■ Exercise prompt ■
Could you write out every entry exactly as it stands?

------

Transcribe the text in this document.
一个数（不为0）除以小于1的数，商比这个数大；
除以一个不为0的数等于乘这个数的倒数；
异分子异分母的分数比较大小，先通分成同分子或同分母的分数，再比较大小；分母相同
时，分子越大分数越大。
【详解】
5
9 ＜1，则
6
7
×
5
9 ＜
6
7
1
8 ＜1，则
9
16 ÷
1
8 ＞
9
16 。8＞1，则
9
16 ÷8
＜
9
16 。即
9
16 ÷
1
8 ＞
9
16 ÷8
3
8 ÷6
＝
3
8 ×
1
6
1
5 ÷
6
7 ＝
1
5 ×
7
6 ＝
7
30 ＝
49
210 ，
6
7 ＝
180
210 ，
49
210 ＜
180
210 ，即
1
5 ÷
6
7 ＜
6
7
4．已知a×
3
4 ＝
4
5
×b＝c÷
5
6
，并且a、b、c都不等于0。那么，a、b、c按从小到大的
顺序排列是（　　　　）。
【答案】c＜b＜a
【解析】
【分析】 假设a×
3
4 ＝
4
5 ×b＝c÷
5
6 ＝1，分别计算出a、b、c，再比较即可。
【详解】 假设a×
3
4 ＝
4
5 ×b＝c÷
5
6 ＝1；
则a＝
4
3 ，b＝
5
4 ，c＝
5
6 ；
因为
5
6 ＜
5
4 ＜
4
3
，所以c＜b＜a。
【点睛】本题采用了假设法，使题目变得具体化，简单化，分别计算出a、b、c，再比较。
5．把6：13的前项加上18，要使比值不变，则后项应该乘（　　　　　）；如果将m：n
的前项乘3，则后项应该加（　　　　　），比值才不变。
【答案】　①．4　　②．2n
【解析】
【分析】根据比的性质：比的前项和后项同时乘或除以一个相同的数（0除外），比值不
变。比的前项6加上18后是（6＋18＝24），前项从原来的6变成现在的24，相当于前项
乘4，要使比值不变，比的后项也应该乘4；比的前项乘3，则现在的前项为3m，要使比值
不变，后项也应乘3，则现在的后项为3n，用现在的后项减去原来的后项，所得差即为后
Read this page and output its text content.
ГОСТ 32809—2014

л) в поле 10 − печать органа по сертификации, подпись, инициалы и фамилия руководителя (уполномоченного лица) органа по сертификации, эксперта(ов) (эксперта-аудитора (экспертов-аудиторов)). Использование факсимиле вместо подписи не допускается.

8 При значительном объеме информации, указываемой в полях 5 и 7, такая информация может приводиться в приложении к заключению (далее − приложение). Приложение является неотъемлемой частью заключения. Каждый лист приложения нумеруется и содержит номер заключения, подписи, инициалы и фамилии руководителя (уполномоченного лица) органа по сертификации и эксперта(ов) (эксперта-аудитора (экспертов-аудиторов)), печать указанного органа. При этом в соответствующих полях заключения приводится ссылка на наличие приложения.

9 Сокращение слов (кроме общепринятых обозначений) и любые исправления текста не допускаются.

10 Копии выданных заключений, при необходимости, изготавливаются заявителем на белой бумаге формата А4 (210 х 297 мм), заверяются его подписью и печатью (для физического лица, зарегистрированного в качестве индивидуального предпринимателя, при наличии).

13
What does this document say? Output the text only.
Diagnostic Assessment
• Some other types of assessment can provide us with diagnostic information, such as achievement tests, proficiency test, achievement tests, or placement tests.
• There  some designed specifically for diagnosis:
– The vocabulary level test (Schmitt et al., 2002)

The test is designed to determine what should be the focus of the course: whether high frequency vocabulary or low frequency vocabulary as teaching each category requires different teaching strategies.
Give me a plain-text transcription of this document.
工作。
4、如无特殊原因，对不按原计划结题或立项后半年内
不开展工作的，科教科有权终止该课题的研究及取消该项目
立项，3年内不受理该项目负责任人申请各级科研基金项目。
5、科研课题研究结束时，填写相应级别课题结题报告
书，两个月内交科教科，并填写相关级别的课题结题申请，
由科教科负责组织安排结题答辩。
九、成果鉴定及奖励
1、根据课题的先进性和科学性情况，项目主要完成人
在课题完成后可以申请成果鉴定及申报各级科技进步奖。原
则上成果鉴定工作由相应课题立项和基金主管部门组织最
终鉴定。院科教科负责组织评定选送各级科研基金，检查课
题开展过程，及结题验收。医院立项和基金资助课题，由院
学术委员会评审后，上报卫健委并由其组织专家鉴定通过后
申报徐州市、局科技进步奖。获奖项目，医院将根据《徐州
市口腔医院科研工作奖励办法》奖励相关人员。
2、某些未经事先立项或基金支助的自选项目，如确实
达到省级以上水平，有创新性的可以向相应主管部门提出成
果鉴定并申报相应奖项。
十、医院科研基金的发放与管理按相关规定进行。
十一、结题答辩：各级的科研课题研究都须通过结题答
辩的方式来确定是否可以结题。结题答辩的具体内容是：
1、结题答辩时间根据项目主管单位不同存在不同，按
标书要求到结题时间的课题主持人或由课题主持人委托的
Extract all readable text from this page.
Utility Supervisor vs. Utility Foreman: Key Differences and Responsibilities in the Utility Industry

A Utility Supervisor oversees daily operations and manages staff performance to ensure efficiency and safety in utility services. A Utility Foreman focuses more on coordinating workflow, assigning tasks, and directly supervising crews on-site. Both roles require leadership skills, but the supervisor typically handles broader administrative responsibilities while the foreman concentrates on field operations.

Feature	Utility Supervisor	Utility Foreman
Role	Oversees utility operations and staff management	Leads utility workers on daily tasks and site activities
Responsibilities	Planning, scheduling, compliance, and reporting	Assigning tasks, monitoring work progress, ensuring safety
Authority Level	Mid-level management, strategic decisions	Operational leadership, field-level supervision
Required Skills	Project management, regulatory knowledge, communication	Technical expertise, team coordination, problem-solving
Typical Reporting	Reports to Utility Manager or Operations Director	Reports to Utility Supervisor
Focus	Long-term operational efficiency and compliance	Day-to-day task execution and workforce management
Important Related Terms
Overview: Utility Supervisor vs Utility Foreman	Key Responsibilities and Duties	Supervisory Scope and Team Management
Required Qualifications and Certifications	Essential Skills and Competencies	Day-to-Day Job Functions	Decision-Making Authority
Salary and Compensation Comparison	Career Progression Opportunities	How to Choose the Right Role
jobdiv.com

------

■ The output ■
Transcribe the text in this document.
一个数（不为0）除以小于1的数，商比这个数大；
除以一个不为0的数等于乘这个数的倒数；
异分子异分母的分数比较大小，先通分成同分子或同分母的分数，再比较大小；分母相同
时，分子越大分数越大。
【详解】
5
9 ＜1，则
6
7
×
5
9 ＜
6
7
1
8 ＜1，则
9
16 ÷
1
8 ＞
9
16 。8＞1，则
9
16 ÷8
＜
9
16 。即
9
16 ÷
1
8 ＞
9
16 ÷8
3
8 ÷6
＝
3
8 ×
1
6
1
5 ÷
6
7 ＝
1
5 ×
7
6 ＝
7
30 ＝
49
210 ，
6
7 ＝
180
210 ，
49
210 ＜
180
210 ，即
1
5 ÷
6
7 ＜
6
7
4．已知a×
3
4 ＝
4
5
×b＝c÷
5
6
，并且a、b、c都不等于0。那么，a、b、c按从小到大的
顺序排列是（　　　　）。
【答案】c＜b＜a
【解析】
【分析】 假设a×
3
4 ＝
4
5 ×b＝c÷
5
6 ＝1，分别计算出a、b、c，再比较即可。
【详解】 假设a×
3
4 ＝
4
5 ×b＝c÷
5
6 ＝1；
则a＝
4
3 ，b＝
5
4 ，c＝
5
6 ；
因为
5
6 ＜
5
4 ＜
4
3
，所以c＜b＜a。
【点睛】本题采用了假设法，使题目变得具体化，简单化，分别计算出a、b、c，再比较。
5．把6：13的前项加上18，要使比值不变，则后项应该乘（　　　　　）；如果将m：n
的前项乘3，则后项应该加（　　　　　），比值才不变。
【答案】　①．4　　②．2n
【解析】
【分析】根据比的性质：比的前项和后项同时乘或除以一个相同的数（0除外），比值不
变。比的前项6加上18后是（6＋18＝24），前项从原来的6变成现在的24，相当于前项
乘4，要使比值不变，比的后项也应该乘4；比的前项乘3，则现在的前项为3m，要使比值
不变，后项也应乘3，则现在的后项为3n，用现在的后项减去原来的后项，所得差即为后
Read this page and output its text content.
ГОСТ 32809—2014

л) в поле 10 − печать органа по сертификации, подпись, инициалы и фамилия руководителя (уполномоченного лица) органа по сертификации, эксперта(ов) (эксперта-аудитора (экспертов-аудиторов)). Использование факсимиле вместо подписи не допускается.

8 При значительном объеме информации, указываемой в полях 5 и 7, такая информация может приводиться в приложении к заключению (далее − приложение). Приложение является неотъемлемой частью заключения. Каждый лист приложения нумеруется и содержит номер заключения, подписи, инициалы и фамилии руководителя (уполномоченного лица) органа по сертификации и эксперта(ов) (эксперта-аудитора (экспертов-аудиторов)), печать указанного органа. При этом в соответствующих полях заключения приводится ссылка на наличие приложения.

9 Сокращение слов (кроме общепринятых обозначений) и любые исправления текста не допускаются.

10 Копии выданных заключений, при необходимости, изготавливаются заявителем на белой бумаге формата А4 (210 х 297 мм), заверяются его подписью и печатью (для физического лица, зарегистрированного в качестве индивидуального предпринимателя, при наличии).

13
What does this document say? Output the text only.
Diagnostic Assessment
• Some other types of assessment can provide us with diagnostic information, such as achievement tests, proficiency test, achievement tests, or placement tests.
• There  some designed specifically for diagnosis:
– The vocabulary level test (Schmitt et al., 2002)

The test is designed to determine what should be the focus of the course: whether high frequency vocabulary or low frequency vocabulary as teaching each category requires different teaching strategies.
Give me a plain-text transcription of this document.
工作。
4、如无特殊原因，对不按原计划结题或立项后半年内
不开展工作的，科教科有权终止该课题的研究及取消该项目
立项，3年内不受理该项目负责任人申请各级科研基金项目。
5、科研课题研究结束时，填写相应级别课题结题报告
书，两个月内交科教科，并填写相关级别的课题结题申请，
由科教科负责组织安排结题答辩。
九、成果鉴定及奖励
1、根据课题的先进性和科学性情况，项目主要完成人
在课题完成后可以申请成果鉴定及申报各级科技进步奖。原
则上成果鉴定工作由相应课题立项和基金主管部门组织最
终鉴定。院科教科负责组织评定选送各级科研基金，检查课
题开展过程，及结题验收。医院立项和基金资助课题，由院
学术委员会评审后，上报卫健委并由其组织专家鉴定通过后
申报徐州市、局科技进步奖。获奖项目，医院将根据《徐州
市口腔医院科研工作奖励办法》奖励相关人员。
2、某些未经事先立项或基金支助的自选项目，如确实
达到省级以上水平，有创新性的可以向相应主管部门提出成
果鉴定并申报相应奖项。
十、医院科研基金的发放与管理按相关规定进行。
十一、结题答辩：各级的科研课题研究都须通过结题答
辩的方式来确定是否可以结题。结题答辩的具体内容是：
1、结题答辩时间根据项目主管单位不同存在不同，按
标书要求到结题时间的课题主持人或由课题主持人委托的
Extract all readable text from this page.
Utility Supervisor vs. Utility Foreman: Key Differences and Responsibilities in the Utility Industry

A Utility Supervisor oversees daily operations and manages staff performance to ensure efficiency and safety in utility services. A Utility Foreman focuses more on coordinating workflow, assigning tasks, and directly supervising crews on-site. Both roles require leadership skills, but the supervisor typically handles broader administrative responsibilities while the foreman concentrates on field operations.

Feature	Utility Supervisor	Utility Foreman
Role	Oversees utility operations and staff management	Leads utility workers on daily tasks and site activities
Responsibilities	Planning, scheduling, compliance, and reporting	Assigning tasks, monitoring work progress, ensuring safety
Authority Level	Mid-level management, strategic decisions	Operational leadership, field-level supervision
Required Skills	Project management, regulatory knowledge, communication	Technical expertise, team coordination, problem-solving
Typical Reporting	Reports to Utility Manager or Operations Director	Reports to Utility Supervisor
Focus	Long-term operational efficiency and compliance	Day-to-day task execution and workforce management
Important Related Terms
Overview: Utility Supervisor vs Utility Foreman	Key Responsibilities and Duties	Supervisory Scope and Team Management
Required Qualifications and Certifications	Essential Skills and Competencies	Day-to-Day Job Functions	Decision-Making Authority
Salary and Compensation Comparison	Career Progression Opportunities	How to Choose the Right Role
jobdiv.com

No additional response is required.